* Your instructions: Reproduce only the lines starting at the one containing "cubism-cell: Founded by" and ending at the one containing "column-header-cubism: Cubism: [435, 266, 791, 289]", swapping "related-term-tag" for "topic-tag" and keeping everything else identical.

--- Records supplied ---

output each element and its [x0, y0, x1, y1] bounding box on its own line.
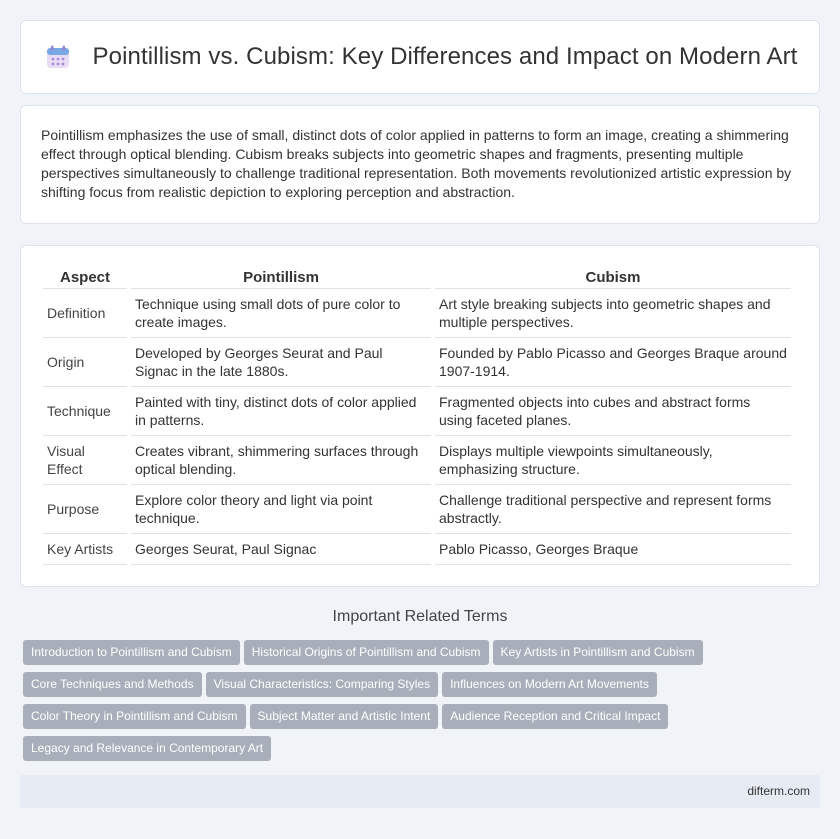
cubism-cell: Founded by Pablo Picasso and Georges Braque around 1907-1914.: [435, 338, 791, 387]
related-term-tag[interactable]: Key Artists in Pointillism and Cubism: [493, 640, 703, 665]
related-term-tag[interactable]: Audience Reception and Critical Impact: [442, 704, 668, 729]
pointillism-cell: Creates vibrant, shimmering surfaces through optical blending.: [131, 436, 431, 485]
site-link[interactable]: difterm.com: [747, 784, 810, 798]
column-header-cubism: Cubism: [435, 266, 791, 289]
aspect-cell: Technique: [43, 387, 127, 436]
cubism-cell: Pablo Picasso, Georges Braque: [435, 534, 791, 565]
related-terms-list: [23, 640, 823, 768]
comparison-section: [20, 245, 820, 587]
table-row: [43, 485, 791, 534]
table-row: [43, 338, 791, 387]
column-header-pointillism: Pointillism: [131, 266, 431, 289]
calendar-icon: [43, 42, 73, 72]
related-term-tag[interactable]: Influences on Modern Art Movements: [442, 672, 657, 697]
table-row: [43, 289, 791, 338]
cubism-cell: Challenge traditional perspective and represent forms abstractly.: [435, 485, 791, 534]
aspect-cell: Purpose: [43, 485, 127, 534]
page-footer: [20, 775, 820, 808]
page-title: Pointillism vs. Cubism: Key Differences and Impact on Modern Art: [92, 43, 798, 70]
cubism-cell: Displays multiple viewpoints simultaneously, emphasizing structure.: [435, 436, 791, 485]
related-term-tag[interactable]: Core Techniques and Methods: [23, 672, 202, 697]
aspect-cell: Key Artists: [43, 534, 127, 565]
comparison-table: [39, 266, 795, 565]
pointillism-cell: Painted with tiny, distinct dots of color applied in patterns.: [131, 387, 431, 436]
intro-text: Pointillism emphasizes the use of small, distinct dots of color applied in patterns to form an image, creating a shimmering effect through optical blending. Cubism breaks subjects into geometric shapes and fragments, presenting multiple perspectives simultaneously to challenge traditional representation. Both movements revolutionized artistic expression by shifting focus from realistic depiction to exploring perception and abstraction.: [41, 127, 792, 200]
column-header-aspect: Aspect: [43, 266, 127, 289]
related-term-tag[interactable]: Historical Origins of Pointillism and Cubism: [244, 640, 489, 665]
related-term-tag[interactable]: Color Theory in Pointillism and Cubism: [23, 704, 246, 729]
related-term-tag[interactable]: Subject Matter and Artistic Intent: [250, 704, 439, 729]
pointillism-cell: Georges Seurat, Paul Signac: [131, 534, 431, 565]
table-row: [43, 436, 791, 485]
pointillism-cell: Developed by Georges Seurat and Paul Signac in the late 1880s.: [131, 338, 431, 387]
table-header-row: [43, 266, 791, 289]
cubism-cell: Art style breaking subjects into geometric shapes and multiple perspectives.: [435, 289, 791, 338]
aspect-cell: Definition: [43, 289, 127, 338]
aspect-cell: Visual Effect: [43, 436, 127, 485]
pointillism-cell: Technique using small dots of pure color to create images.: [131, 289, 431, 338]
related-term-tag[interactable]: Introduction to Pointillism and Cubism: [23, 640, 240, 665]
pointillism-cell: Explore color theory and light via point technique.: [131, 485, 431, 534]
related-terms-title: Important Related Terms: [332, 608, 508, 625]
related-term-tag[interactable]: Visual Characteristics: Comparing Styles: [206, 672, 439, 697]
page-header: [20, 20, 820, 94]
intro-section: [20, 105, 820, 224]
table-row: [43, 387, 791, 436]
table-row: [43, 534, 791, 565]
related-term-tag[interactable]: Legacy and Relevance in Contemporary Art: [23, 736, 271, 761]
aspect-cell: Origin: [43, 338, 127, 387]
cubism-cell: Fragmented objects into cubes and abstract forms using faceted planes.: [435, 387, 791, 436]
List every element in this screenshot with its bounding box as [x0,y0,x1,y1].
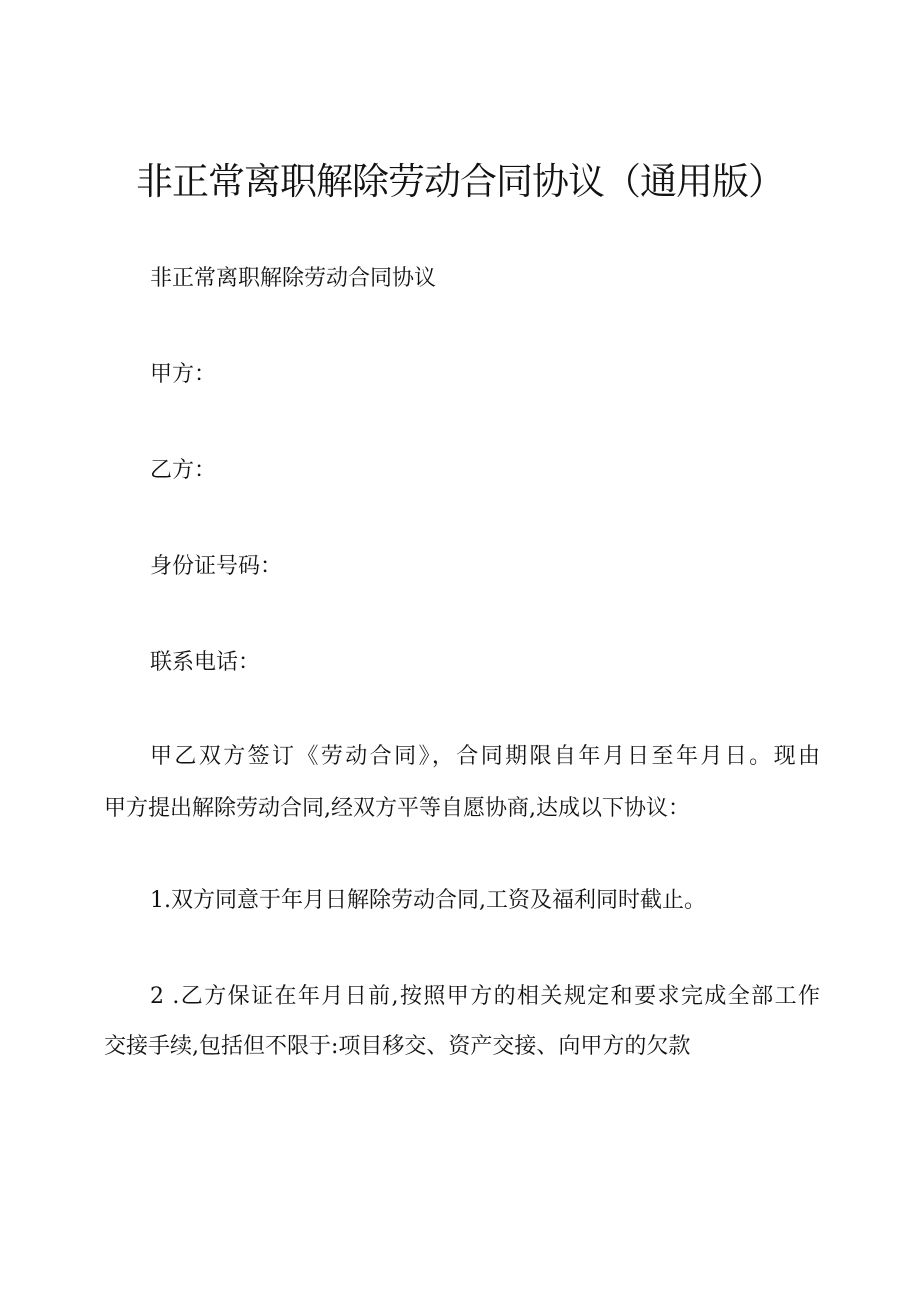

---

* Solution to the exercise:
cubism-cell: Founded by Pablo Picasso and Georges Braque around 1907-1914.: [435, 338, 791, 387]
topic-tag[interactable]: Key Artists in Pointillism and Cubism: [493, 640, 703, 665]
topic-tag[interactable]: Audience Reception and Critical Impact: [442, 704, 668, 729]
pointillism-cell: Creates vibrant, shimmering surfaces through optical blending.: [131, 436, 431, 485]
site-link[interactable]: difterm.com: [747, 784, 810, 798]
column-header-cubism: Cubism: [435, 266, 791, 289]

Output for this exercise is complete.